#### [Work instructions]
Check every line of the data below for the string "Simulation", and copy the ones that hold it.
********
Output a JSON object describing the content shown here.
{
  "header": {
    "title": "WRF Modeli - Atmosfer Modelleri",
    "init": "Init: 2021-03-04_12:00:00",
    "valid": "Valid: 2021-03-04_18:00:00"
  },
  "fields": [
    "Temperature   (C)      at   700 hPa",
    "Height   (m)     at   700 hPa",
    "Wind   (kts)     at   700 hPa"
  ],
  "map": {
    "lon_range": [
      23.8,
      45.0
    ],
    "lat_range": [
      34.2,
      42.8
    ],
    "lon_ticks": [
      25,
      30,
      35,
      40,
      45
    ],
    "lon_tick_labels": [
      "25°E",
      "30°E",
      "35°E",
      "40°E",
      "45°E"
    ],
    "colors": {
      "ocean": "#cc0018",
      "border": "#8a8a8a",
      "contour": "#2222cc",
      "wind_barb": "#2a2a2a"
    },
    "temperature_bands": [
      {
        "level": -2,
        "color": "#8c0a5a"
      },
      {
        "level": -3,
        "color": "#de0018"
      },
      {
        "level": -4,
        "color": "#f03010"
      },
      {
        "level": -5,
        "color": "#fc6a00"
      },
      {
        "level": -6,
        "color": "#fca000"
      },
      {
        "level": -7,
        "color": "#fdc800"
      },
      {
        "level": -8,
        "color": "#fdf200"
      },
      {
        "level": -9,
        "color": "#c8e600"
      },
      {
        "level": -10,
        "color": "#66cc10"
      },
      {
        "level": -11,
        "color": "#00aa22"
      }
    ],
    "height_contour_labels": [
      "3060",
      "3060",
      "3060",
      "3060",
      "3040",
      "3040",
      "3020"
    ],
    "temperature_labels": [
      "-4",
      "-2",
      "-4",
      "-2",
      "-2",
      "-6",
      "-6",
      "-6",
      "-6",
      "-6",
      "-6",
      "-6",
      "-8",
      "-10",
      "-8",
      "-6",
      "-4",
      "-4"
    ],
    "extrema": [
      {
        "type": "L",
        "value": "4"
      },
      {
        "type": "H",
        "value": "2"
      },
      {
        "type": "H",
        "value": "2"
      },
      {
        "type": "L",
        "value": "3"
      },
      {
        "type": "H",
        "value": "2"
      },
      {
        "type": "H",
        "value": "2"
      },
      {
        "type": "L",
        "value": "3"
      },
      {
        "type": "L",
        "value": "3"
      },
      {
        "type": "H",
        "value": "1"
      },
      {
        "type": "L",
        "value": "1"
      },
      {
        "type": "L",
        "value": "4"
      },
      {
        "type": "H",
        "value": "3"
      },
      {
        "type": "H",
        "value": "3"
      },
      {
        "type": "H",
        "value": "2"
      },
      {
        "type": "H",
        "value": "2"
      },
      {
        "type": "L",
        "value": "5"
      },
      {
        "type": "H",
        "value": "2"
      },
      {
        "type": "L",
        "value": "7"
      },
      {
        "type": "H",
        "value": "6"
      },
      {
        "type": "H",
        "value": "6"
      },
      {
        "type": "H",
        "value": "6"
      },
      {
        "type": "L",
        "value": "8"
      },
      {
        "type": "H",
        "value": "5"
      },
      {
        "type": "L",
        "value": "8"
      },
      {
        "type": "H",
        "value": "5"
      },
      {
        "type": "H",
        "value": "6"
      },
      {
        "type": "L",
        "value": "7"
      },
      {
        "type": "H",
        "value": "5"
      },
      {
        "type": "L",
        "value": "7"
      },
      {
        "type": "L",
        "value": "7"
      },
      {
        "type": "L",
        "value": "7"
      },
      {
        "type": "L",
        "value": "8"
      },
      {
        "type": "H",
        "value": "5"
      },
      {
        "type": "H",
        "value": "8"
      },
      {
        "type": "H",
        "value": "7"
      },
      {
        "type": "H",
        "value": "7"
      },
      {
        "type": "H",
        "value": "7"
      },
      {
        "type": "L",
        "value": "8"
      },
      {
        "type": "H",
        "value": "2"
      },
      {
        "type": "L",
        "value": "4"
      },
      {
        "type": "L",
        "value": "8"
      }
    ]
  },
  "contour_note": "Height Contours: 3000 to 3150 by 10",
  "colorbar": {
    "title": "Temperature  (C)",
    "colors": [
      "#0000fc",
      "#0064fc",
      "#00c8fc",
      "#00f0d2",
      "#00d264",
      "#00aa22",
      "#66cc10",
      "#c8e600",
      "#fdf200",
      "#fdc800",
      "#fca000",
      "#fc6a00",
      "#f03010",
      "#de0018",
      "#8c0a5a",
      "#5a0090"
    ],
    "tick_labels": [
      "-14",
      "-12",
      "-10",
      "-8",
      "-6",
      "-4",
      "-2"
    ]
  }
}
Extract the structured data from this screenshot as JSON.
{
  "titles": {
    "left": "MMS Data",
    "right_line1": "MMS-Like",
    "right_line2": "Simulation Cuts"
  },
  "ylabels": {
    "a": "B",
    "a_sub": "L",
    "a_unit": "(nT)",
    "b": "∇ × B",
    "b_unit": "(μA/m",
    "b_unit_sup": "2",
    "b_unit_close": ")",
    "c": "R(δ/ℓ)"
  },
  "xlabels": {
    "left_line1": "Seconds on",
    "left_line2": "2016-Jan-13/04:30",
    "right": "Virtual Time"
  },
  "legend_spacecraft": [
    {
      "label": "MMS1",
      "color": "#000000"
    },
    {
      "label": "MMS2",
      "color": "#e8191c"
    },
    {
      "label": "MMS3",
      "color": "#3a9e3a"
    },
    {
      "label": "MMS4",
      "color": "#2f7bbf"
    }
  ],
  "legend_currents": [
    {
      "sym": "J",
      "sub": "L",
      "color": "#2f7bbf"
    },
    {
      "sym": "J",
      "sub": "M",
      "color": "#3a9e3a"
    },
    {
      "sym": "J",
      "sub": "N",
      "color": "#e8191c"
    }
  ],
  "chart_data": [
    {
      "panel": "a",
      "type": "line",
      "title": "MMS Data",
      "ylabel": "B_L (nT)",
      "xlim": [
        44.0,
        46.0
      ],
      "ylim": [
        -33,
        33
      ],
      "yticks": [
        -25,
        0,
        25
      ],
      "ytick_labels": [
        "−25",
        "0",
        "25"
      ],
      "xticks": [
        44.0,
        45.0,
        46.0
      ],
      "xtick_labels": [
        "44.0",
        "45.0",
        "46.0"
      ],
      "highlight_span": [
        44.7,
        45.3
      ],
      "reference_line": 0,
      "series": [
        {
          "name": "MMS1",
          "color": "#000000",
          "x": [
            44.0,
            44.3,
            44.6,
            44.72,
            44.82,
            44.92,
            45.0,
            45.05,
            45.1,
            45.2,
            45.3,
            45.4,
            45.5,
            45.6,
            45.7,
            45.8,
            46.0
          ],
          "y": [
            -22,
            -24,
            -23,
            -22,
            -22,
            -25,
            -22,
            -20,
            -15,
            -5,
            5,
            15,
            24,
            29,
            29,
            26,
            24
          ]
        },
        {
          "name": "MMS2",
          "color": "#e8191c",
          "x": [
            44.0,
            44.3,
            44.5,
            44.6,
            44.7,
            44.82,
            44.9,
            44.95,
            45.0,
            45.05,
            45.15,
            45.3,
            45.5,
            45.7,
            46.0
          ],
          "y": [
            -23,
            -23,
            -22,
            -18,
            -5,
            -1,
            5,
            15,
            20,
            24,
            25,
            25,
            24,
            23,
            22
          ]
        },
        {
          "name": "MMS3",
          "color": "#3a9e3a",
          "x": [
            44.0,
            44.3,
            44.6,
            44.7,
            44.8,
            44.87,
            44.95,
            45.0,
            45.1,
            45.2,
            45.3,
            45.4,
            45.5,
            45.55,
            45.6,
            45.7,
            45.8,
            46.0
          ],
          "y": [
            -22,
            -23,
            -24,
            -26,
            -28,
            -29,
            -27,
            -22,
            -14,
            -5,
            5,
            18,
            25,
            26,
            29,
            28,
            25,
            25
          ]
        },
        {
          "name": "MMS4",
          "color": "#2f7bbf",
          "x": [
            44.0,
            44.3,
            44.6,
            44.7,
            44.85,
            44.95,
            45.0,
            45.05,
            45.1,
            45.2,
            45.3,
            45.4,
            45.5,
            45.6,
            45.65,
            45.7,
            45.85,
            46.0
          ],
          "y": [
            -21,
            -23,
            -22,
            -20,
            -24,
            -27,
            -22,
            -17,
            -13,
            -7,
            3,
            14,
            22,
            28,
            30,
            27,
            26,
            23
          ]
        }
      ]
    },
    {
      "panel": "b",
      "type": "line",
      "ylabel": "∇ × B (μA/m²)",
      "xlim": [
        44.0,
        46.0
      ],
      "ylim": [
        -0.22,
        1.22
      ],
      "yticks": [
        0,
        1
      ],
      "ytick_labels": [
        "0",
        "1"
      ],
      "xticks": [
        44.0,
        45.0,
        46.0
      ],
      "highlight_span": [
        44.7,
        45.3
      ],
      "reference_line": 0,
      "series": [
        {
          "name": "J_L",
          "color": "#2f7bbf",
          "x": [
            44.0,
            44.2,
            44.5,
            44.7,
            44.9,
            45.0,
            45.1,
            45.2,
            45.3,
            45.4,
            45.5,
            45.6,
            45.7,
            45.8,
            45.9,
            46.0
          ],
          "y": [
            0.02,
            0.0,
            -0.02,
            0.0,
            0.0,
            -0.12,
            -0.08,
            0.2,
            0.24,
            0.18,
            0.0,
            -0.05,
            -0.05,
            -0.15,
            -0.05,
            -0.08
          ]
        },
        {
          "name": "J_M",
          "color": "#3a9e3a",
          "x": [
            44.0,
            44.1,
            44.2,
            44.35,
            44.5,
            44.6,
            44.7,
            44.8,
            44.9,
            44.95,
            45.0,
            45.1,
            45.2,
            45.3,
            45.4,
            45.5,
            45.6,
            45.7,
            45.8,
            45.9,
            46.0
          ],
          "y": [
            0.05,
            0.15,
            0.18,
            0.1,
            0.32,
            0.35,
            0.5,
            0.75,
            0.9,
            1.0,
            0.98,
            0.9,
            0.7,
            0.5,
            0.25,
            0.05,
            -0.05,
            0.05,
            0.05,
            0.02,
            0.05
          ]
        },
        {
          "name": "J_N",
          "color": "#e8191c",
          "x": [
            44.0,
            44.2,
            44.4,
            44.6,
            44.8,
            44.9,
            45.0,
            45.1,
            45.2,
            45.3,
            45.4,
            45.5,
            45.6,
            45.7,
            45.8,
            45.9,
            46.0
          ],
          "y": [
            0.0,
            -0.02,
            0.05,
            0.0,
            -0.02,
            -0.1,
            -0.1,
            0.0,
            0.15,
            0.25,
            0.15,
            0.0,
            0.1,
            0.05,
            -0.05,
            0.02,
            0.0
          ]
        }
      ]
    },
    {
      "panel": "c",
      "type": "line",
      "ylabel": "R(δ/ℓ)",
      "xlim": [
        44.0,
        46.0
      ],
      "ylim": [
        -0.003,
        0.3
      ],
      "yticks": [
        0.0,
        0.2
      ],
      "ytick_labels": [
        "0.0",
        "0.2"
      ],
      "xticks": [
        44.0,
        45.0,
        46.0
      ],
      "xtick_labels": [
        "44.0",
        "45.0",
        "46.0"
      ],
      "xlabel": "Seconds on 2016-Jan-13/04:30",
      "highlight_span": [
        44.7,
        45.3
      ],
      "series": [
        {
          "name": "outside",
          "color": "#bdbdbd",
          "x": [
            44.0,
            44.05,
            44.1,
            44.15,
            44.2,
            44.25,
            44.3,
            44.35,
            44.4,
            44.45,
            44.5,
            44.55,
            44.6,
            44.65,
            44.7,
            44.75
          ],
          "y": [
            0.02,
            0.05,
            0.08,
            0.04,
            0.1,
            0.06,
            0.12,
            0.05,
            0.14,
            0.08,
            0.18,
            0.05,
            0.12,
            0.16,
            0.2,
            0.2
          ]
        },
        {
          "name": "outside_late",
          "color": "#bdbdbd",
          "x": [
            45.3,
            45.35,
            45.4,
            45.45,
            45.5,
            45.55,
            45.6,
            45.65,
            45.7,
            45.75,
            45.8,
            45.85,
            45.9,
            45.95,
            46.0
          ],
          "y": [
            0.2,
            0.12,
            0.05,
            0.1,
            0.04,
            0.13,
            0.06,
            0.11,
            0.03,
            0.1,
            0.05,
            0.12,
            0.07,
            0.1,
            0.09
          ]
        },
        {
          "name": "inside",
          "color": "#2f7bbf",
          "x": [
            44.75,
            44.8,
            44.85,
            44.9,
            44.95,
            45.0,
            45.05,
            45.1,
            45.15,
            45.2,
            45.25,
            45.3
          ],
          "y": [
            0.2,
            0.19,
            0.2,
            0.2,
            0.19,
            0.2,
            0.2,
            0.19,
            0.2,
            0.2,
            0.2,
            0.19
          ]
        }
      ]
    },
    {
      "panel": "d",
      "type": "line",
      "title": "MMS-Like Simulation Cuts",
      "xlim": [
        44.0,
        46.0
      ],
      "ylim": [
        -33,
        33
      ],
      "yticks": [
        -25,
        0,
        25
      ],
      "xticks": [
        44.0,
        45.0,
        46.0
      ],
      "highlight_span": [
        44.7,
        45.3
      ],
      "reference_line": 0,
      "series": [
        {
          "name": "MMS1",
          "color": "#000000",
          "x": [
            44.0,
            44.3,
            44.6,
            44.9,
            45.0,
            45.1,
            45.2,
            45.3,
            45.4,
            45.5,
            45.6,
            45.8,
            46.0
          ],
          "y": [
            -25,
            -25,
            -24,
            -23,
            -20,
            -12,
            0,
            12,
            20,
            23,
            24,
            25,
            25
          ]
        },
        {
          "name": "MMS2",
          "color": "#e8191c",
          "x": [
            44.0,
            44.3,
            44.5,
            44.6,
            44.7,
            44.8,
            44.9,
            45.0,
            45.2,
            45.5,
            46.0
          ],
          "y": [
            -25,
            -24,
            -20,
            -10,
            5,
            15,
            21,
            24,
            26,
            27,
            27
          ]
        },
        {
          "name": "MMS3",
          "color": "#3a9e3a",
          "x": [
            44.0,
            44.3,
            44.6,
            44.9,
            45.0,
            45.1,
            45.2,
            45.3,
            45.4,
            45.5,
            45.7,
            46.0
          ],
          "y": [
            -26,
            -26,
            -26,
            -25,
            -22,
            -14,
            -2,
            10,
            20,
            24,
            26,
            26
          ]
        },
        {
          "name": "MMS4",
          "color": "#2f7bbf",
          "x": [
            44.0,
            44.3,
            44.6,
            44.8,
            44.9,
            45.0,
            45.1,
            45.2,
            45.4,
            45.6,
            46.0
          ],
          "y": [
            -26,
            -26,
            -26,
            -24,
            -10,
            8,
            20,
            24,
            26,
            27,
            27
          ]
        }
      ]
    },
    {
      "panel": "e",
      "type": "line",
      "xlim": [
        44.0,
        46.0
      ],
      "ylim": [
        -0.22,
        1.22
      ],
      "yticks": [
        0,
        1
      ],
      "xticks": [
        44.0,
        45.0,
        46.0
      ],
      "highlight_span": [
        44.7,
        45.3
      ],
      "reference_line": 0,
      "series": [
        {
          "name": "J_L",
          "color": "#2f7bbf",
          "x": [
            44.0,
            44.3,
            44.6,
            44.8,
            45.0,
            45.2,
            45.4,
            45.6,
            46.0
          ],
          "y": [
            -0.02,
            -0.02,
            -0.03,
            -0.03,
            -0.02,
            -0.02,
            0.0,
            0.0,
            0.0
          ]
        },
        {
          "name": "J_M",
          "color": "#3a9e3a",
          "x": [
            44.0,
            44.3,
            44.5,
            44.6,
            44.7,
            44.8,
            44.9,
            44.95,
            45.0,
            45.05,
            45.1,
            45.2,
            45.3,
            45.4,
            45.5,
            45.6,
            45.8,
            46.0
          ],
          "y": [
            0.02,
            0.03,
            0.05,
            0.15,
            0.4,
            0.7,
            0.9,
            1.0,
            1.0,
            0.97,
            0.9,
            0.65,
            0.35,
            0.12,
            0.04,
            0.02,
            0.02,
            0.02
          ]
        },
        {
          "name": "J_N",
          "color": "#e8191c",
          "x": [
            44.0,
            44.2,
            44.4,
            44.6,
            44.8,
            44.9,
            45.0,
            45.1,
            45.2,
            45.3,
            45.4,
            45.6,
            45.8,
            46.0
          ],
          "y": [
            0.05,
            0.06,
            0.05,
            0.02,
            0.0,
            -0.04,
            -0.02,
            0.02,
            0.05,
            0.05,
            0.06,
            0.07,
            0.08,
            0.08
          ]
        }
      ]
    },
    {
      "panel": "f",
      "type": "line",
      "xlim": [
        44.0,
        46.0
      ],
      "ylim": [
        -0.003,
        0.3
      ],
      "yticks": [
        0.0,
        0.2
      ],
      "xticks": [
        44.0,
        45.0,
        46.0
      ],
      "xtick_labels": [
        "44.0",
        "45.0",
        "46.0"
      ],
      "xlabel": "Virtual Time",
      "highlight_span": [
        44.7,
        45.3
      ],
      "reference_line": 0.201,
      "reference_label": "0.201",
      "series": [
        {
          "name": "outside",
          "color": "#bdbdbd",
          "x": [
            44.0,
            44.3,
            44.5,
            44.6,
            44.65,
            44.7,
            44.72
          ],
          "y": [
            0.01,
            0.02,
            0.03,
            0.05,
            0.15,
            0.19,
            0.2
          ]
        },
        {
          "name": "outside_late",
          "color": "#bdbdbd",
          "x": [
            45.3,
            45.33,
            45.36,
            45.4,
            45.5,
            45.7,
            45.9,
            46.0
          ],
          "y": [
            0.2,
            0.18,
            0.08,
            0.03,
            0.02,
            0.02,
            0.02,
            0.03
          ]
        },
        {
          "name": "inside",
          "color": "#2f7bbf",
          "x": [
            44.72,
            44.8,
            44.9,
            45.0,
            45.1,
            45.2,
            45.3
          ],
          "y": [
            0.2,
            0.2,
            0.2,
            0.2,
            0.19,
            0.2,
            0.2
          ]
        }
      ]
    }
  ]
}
********
#### [Final answer]
    "right_line2": "Simulation Cuts"
      "title": "MMS-Like Simulation Cuts",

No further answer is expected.